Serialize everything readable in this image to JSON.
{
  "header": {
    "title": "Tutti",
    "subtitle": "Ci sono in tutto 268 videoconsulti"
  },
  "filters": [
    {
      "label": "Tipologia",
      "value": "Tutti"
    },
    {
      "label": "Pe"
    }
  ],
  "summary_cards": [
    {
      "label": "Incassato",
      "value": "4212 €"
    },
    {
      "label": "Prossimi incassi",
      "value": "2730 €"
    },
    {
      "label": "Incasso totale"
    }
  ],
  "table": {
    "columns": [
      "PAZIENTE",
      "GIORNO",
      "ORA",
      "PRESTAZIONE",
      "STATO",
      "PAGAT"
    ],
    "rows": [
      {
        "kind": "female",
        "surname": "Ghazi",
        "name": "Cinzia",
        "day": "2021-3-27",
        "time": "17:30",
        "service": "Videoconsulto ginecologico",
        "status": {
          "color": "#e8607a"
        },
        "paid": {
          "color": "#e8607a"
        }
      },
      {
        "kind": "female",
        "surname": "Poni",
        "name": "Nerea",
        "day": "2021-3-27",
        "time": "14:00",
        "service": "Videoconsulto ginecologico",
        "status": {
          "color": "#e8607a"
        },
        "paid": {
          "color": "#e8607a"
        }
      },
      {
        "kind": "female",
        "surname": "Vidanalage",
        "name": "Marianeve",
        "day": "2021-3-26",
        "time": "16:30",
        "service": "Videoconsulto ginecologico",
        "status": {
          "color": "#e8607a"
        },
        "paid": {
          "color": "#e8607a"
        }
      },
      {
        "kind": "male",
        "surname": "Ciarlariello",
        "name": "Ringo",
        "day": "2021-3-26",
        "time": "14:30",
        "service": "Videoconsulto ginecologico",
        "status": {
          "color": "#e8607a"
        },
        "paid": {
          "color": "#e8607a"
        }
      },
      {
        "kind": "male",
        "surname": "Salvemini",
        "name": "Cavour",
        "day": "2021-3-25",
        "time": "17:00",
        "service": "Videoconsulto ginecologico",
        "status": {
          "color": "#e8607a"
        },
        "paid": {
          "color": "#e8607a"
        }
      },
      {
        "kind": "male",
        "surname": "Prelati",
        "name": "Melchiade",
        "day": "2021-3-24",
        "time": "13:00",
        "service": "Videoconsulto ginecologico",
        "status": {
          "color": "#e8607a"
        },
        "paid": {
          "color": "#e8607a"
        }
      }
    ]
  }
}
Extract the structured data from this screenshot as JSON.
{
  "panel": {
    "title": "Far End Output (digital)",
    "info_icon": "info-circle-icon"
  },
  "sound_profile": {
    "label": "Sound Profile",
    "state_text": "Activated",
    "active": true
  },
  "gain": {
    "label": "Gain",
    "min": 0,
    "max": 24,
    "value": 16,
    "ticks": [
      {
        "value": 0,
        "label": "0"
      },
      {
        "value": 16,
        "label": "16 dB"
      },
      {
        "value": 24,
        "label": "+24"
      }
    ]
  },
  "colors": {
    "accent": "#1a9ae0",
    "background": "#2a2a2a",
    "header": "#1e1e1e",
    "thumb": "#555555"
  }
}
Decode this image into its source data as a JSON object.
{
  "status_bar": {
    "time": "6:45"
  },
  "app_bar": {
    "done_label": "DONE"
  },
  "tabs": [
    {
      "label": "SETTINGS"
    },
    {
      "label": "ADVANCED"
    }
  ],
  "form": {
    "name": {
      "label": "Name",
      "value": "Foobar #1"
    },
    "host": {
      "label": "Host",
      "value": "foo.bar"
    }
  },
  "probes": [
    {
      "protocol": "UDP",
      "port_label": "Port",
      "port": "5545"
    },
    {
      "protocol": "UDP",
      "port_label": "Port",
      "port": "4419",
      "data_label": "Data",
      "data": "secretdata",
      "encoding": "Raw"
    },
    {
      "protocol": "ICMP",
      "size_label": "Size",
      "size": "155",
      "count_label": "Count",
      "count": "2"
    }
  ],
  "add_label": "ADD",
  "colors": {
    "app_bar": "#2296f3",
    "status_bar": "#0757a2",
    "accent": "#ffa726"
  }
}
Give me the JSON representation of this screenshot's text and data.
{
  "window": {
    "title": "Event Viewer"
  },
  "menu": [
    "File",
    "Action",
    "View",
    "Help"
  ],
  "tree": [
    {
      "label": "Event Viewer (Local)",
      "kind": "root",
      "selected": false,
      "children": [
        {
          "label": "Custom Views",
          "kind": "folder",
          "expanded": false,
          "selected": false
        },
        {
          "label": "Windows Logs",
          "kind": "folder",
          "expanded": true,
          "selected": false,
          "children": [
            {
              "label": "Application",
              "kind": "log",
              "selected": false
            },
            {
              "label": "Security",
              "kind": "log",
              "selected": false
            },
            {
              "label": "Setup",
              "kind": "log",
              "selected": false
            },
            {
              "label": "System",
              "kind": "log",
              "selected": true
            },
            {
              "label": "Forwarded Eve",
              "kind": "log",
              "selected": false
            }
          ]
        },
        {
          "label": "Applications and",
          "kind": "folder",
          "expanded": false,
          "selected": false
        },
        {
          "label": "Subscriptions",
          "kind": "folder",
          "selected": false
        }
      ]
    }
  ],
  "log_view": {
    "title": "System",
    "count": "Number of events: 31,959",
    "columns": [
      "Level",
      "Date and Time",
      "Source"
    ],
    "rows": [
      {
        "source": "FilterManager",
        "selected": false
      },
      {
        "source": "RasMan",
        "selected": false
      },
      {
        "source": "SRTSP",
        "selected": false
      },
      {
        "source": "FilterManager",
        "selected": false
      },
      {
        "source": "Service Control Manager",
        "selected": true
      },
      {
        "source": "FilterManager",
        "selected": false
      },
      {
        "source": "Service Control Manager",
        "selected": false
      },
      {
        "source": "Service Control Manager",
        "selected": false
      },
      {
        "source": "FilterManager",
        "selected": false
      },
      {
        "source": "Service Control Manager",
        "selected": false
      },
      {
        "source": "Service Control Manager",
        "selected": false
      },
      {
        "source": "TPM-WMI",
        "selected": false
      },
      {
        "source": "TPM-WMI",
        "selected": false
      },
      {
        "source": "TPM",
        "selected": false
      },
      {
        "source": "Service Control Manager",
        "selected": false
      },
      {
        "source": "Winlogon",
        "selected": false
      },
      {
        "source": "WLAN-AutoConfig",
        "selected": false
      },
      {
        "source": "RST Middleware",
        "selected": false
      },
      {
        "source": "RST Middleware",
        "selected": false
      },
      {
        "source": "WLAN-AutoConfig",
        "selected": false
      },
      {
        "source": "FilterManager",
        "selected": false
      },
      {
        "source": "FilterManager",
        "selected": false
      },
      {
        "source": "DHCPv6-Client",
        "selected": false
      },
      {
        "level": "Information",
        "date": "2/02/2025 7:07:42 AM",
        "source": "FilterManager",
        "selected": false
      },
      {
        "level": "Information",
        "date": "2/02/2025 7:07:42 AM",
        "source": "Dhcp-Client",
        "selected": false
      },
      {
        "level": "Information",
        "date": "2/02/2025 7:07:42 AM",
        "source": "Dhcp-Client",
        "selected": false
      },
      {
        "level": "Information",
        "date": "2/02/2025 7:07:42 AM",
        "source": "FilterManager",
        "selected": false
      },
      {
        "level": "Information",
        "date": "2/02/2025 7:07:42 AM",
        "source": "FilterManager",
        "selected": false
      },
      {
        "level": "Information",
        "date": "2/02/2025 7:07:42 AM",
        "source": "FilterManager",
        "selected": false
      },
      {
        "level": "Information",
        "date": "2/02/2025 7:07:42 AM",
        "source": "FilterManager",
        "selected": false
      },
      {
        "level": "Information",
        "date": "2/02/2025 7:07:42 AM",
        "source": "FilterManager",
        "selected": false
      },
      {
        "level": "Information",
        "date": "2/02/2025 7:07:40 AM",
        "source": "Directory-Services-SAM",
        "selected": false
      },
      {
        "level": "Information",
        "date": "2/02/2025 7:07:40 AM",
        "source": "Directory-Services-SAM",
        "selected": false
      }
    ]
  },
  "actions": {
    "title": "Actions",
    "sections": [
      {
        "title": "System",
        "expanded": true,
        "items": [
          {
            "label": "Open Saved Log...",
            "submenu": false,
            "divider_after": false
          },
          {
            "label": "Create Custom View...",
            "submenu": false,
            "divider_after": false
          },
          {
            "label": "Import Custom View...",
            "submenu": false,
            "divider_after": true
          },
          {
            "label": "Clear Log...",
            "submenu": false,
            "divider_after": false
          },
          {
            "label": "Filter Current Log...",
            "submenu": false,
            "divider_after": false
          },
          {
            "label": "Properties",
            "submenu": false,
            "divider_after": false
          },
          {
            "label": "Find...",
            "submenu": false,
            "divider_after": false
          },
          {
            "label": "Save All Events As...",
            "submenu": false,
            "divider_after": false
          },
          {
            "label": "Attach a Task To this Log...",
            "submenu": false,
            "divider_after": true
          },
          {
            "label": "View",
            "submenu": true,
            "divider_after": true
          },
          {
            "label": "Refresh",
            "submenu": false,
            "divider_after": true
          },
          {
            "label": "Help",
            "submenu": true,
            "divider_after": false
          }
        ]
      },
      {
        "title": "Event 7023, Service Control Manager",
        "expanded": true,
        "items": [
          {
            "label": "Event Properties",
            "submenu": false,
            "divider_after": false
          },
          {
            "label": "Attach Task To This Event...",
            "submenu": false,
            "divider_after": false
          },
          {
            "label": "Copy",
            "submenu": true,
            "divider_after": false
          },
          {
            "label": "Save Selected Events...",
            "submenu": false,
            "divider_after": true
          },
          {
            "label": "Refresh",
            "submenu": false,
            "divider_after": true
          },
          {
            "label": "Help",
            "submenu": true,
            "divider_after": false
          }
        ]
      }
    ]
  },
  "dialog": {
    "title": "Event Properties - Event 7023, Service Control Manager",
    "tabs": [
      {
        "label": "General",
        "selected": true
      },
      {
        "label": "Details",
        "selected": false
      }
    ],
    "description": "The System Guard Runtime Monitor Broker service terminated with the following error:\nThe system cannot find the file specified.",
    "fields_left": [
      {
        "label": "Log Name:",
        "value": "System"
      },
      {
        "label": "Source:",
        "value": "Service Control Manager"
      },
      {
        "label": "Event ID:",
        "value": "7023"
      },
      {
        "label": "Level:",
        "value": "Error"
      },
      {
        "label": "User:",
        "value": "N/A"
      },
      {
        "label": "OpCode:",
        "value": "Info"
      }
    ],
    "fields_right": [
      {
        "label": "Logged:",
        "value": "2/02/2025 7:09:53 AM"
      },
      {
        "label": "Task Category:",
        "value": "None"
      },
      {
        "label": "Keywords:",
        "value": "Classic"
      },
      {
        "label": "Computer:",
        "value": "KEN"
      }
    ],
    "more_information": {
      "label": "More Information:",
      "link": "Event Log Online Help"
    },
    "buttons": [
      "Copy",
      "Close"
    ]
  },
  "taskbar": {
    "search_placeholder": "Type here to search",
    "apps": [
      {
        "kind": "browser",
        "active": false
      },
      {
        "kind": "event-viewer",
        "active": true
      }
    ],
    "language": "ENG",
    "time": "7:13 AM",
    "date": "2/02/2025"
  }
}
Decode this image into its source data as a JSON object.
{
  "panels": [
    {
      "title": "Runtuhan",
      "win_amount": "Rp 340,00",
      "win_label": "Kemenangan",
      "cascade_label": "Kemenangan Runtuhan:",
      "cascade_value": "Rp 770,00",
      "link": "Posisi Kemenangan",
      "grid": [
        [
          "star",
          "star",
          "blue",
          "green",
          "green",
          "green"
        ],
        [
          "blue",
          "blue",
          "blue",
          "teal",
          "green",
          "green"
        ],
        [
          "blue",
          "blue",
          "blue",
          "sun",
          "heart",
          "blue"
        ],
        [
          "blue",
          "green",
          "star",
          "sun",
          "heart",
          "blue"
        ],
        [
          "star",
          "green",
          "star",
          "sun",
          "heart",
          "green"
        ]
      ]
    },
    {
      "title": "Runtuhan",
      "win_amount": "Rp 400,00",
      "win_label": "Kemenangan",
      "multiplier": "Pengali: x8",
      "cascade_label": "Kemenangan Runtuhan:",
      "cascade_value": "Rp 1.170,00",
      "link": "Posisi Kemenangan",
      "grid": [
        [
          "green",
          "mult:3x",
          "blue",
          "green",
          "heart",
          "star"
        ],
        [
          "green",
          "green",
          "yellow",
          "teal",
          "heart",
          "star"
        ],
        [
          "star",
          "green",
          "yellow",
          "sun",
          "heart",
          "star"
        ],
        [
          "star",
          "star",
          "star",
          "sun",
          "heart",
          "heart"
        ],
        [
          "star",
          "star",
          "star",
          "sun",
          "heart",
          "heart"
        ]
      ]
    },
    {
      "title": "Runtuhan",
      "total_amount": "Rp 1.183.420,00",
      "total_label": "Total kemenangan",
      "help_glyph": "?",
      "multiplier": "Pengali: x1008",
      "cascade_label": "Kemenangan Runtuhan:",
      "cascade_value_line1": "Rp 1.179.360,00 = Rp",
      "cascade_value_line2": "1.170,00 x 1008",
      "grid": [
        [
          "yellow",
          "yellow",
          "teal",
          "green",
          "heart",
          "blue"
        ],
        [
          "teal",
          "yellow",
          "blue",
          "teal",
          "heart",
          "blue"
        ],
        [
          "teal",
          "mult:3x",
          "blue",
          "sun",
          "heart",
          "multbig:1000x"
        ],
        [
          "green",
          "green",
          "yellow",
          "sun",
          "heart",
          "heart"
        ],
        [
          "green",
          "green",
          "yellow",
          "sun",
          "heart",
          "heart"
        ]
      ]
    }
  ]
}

» Task prompt:
Go through the entries above and copy every line containing "multiplier".

» Exercise response:
      "multiplier": "Pengali: x8",
      "multiplier": "Pengali: x1008",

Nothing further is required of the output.